• DATA FOR THE TASK:
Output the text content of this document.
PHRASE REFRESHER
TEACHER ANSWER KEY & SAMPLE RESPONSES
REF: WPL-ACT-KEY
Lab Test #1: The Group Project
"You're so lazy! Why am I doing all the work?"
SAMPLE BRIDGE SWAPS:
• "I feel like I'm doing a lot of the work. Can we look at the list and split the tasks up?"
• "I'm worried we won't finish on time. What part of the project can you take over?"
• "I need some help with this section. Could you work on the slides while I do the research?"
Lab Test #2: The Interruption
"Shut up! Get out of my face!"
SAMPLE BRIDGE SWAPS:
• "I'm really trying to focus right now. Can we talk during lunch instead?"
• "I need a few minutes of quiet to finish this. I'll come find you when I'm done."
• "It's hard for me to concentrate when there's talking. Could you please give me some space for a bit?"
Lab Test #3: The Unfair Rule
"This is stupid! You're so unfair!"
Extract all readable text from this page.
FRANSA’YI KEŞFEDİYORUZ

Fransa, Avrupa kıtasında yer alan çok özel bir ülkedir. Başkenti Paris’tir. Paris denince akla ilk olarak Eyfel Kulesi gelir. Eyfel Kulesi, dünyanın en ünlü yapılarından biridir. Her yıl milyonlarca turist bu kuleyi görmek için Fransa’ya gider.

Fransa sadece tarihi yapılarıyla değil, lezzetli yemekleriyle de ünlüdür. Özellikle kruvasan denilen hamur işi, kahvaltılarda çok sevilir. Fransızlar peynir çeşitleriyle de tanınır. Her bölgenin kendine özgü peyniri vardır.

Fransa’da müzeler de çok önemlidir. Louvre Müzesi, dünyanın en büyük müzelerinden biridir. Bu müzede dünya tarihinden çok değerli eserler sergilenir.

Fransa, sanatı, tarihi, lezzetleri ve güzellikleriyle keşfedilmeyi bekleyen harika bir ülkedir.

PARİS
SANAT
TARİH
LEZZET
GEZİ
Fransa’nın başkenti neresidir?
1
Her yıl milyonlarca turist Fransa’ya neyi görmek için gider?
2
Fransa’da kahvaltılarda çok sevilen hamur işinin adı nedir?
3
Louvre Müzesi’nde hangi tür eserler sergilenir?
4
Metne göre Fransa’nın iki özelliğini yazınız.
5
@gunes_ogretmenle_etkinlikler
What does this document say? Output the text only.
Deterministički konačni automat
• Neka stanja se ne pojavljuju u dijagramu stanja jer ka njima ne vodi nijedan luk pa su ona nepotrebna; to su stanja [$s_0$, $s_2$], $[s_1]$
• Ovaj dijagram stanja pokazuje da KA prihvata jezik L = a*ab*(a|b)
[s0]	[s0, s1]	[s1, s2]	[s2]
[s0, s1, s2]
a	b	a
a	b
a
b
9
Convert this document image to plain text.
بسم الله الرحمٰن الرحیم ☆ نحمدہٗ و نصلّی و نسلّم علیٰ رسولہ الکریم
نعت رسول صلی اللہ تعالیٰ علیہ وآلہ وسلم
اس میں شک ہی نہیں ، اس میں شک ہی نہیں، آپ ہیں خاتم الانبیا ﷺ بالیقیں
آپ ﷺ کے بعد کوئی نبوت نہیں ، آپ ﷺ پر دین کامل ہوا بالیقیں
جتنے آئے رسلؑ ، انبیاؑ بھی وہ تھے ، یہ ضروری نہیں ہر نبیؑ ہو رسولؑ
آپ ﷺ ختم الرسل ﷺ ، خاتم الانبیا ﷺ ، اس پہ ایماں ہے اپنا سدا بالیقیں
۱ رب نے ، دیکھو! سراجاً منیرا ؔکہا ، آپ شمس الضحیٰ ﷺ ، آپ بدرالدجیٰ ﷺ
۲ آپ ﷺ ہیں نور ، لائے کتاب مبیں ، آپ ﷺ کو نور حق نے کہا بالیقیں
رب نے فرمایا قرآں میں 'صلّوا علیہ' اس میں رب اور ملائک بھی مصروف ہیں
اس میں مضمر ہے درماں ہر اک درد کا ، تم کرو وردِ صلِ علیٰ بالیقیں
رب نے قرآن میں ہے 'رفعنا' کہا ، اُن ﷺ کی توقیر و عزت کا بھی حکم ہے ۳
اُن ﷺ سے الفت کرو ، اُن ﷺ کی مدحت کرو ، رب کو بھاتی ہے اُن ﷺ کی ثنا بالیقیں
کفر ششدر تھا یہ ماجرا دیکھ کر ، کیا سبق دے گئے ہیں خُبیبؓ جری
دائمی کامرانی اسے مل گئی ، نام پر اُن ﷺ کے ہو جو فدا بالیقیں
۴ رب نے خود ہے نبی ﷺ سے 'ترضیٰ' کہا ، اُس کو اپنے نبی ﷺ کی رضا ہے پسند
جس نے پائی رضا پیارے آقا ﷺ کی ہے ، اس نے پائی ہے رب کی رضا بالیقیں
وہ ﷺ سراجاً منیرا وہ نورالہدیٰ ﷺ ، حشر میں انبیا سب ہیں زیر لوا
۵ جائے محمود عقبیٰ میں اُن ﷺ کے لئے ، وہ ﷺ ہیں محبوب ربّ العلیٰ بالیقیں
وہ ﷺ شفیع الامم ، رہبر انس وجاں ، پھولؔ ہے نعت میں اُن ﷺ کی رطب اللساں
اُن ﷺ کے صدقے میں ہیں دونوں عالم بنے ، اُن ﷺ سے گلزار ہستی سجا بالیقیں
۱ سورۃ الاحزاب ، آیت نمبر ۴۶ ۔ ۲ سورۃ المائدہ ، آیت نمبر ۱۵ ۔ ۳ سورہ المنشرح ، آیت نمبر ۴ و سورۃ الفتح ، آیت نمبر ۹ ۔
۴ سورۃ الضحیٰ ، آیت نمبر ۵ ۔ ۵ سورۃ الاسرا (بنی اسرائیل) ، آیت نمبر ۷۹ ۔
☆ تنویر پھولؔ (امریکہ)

• EXERCISE PROMPT: In the entries above, find every line holding the word "stanja" and copy it out.

• RESULT BELOW:
• Neka stanja se ne pojavljuju u dijagramu stanja jer ka njima ne vodi nijedan luk pa su ona nepotrebna; to su stanja [$s_0$, $s_2$], $[s_1]$
• Ovaj dijagram stanja pokazuje da KA prihvata jezik L = a*ab*(a|b)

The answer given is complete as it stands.